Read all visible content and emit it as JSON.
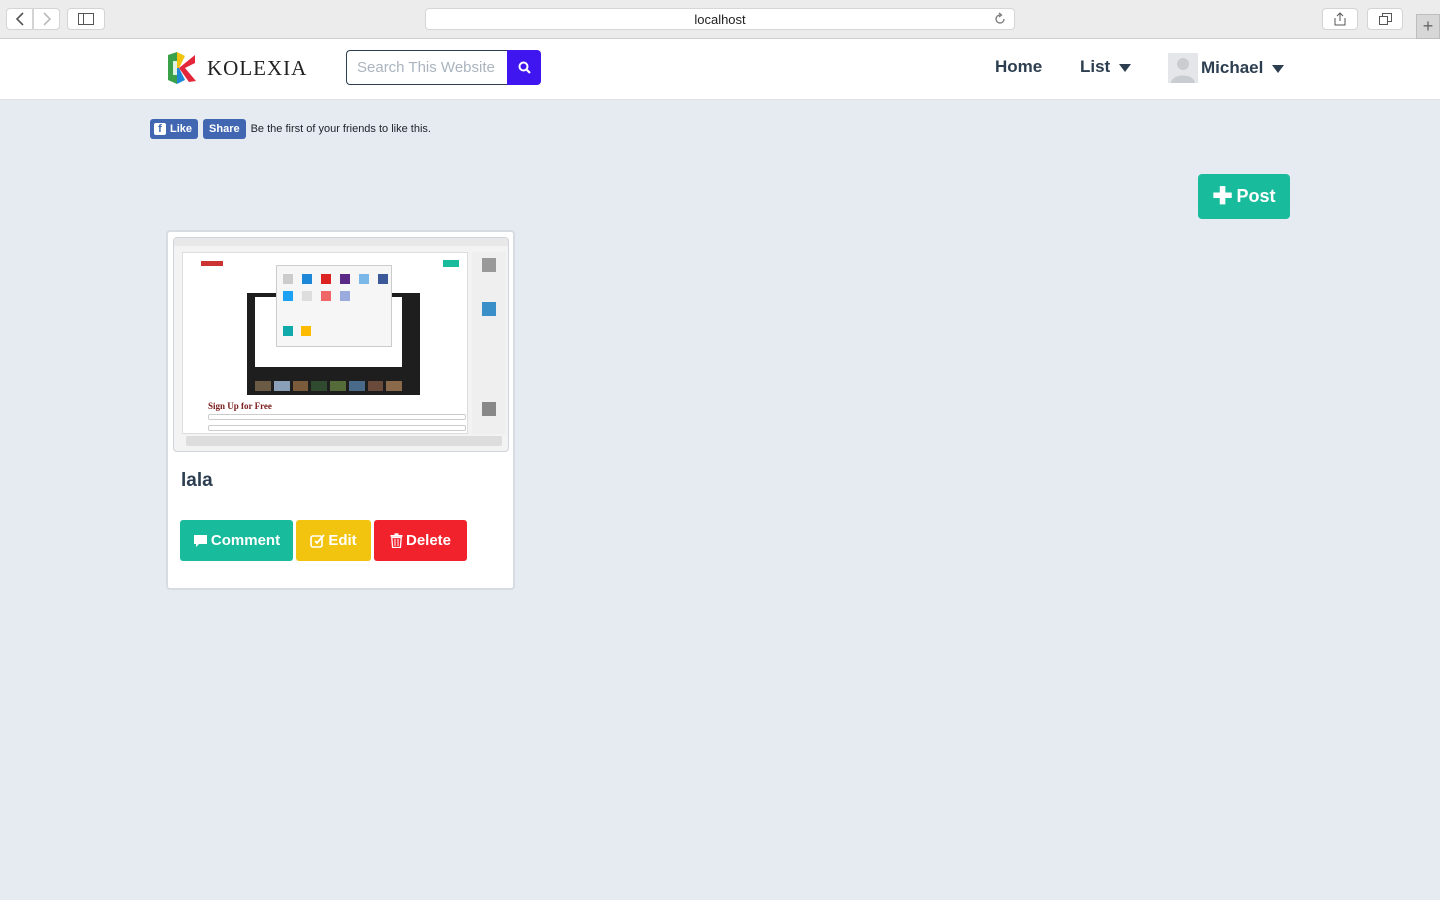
{
  "browser": {
    "address": "localhost"
  },
  "navbar": {
    "brand": "Kolexia",
    "search_placeholder": "Search This Website",
    "home": "Home",
    "list": "List",
    "user": "Michael"
  },
  "facebook": {
    "like": "Like",
    "share": "Share",
    "social_text": "Be the first of your friends to like this."
  },
  "post_button": "Post",
  "posts": [
    {
      "title": "lala",
      "thumbnail_caption": "Sign Up for Free",
      "actions": {
        "comment": "Comment",
        "edit": "Edit",
        "delete": "Delete"
      }
    }
  ],
  "colors": {
    "accent_green": "#18bc9c",
    "edit_yellow": "#f2c40f",
    "delete_red": "#f2222c",
    "search_blue": "#3f16f0",
    "page_bg": "#e6eaf1",
    "text_dark": "#2c3e50"
  }
}
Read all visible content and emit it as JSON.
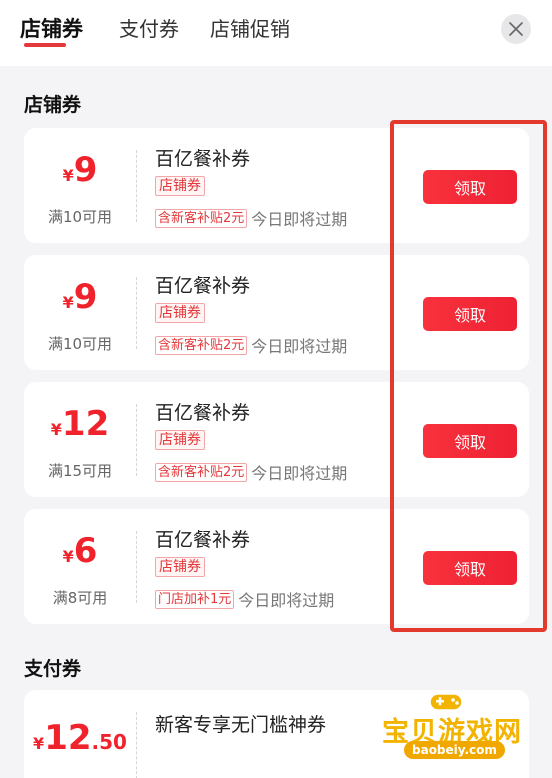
{
  "header": {
    "tabs": [
      {
        "label": "店铺券",
        "active": true
      },
      {
        "label": "支付券",
        "active": false
      },
      {
        "label": "店铺促销",
        "active": false
      }
    ],
    "close_icon": "close-icon",
    "accent_color": "#e4393c"
  },
  "sections": {
    "store_title": "店铺券",
    "payment_title": "支付券"
  },
  "store_coupons": [
    {
      "currency": "¥",
      "amount": "9",
      "condition": "满10可用",
      "name": "百亿餐补券",
      "tag": "店铺券",
      "subtag": "含新客补贴2元",
      "expire": "今日即将过期",
      "button": "领取"
    },
    {
      "currency": "¥",
      "amount": "9",
      "condition": "满10可用",
      "name": "百亿餐补券",
      "tag": "店铺券",
      "subtag": "含新客补贴2元",
      "expire": "今日即将过期",
      "button": "领取"
    },
    {
      "currency": "¥",
      "amount": "12",
      "condition": "满15可用",
      "name": "百亿餐补券",
      "tag": "店铺券",
      "subtag": "含新客补贴2元",
      "expire": "今日即将过期",
      "button": "领取"
    },
    {
      "currency": "¥",
      "amount": "6",
      "condition": "满8可用",
      "name": "百亿餐补券",
      "tag": "店铺券",
      "subtag": "门店加补1元",
      "expire": "今日即将过期",
      "button": "领取"
    }
  ],
  "payment_coupons": [
    {
      "currency": "¥",
      "amount": "12",
      "amount_decimal": ".50",
      "name": "新客专享无门槛神券"
    }
  ],
  "watermark": {
    "title": "宝贝游戏网",
    "domain": "baobeiy.com"
  }
}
****
* Written problem: The pictures should not be reproduced; quote all of the other material exactly.

* Response to the task:
Read all visible content and emit it as JSON.
{
  "browser": {
    "address": "localhost"
  },
  "navbar": {
    "brand": "Kolexia",
    "search_placeholder": "Search This Website",
    "home": "Home",
    "list": "List",
    "user": "Michael"
  },
  "facebook": {
    "like": "Like",
    "share": "Share",
    "social_text": "Be the first of your friends to like this."
  },
  "post_button": "Post",
  "posts": [
    {
      "title": "lala",
      "thumbnail_caption": "Sign Up for Free",
      "actions": {
        "comment": "Comment",
        "edit": "Edit",
        "delete": "Delete"
      }
    }
  ],
  "colors": {
    "accent_green": "#18bc9c",
    "edit_yellow": "#f2c40f",
    "delete_red": "#f2222c",
    "search_blue": "#3f16f0",
    "page_bg": "#e6eaf1",
    "text_dark": "#2c3e50"
  }
}
Read all visible content and emit it as JSON.
{
  "header": {
    "tabs": [
      {
        "label": "店铺券",
        "active": true
      },
      {
        "label": "支付券",
        "active": false
      },
      {
        "label": "店铺促销",
        "active": false
      }
    ],
    "close_icon": "close-icon",
    "accent_color": "#e4393c"
  },
  "sections": {
    "store_title": "店铺券",
    "payment_title": "支付券"
  },
  "store_coupons": [
    {
      "currency": "¥",
      "amount": "9",
      "condition": "满10可用",
      "name": "百亿餐补券",
      "tag": "店铺券",
      "subtag": "含新客补贴2元",
      "expire": "今日即将过期",
      "button": "领取"
    },
    {
      "currency": "¥",
      "amount": "9",
      "condition": "满10可用",
      "name": "百亿餐补券",
      "tag": "店铺券",
      "subtag": "含新客补贴2元",
      "expire": "今日即将过期",
      "button": "领取"
    },
    {
      "currency": "¥",
      "amount": "12",
      "condition": "满15可用",
      "name": "百亿餐补券",
      "tag": "店铺券",
      "subtag": "含新客补贴2元",
      "expire": "今日即将过期",
      "button": "领取"
    },
    {
      "currency": "¥",
      "amount": "6",
      "condition": "满8可用",
      "name": "百亿餐补券",
      "tag": "店铺券",
      "subtag": "门店加补1元",
      "expire": "今日即将过期",
      "button": "领取"
    }
  ],
  "payment_coupons": [
    {
      "currency": "¥",
      "amount": "12",
      "amount_decimal": ".50",
      "name": "新客专享无门槛神券"
    }
  ],
  "watermark": {
    "title": "宝贝游戏网",
    "domain": "baobeiy.com"
  }
}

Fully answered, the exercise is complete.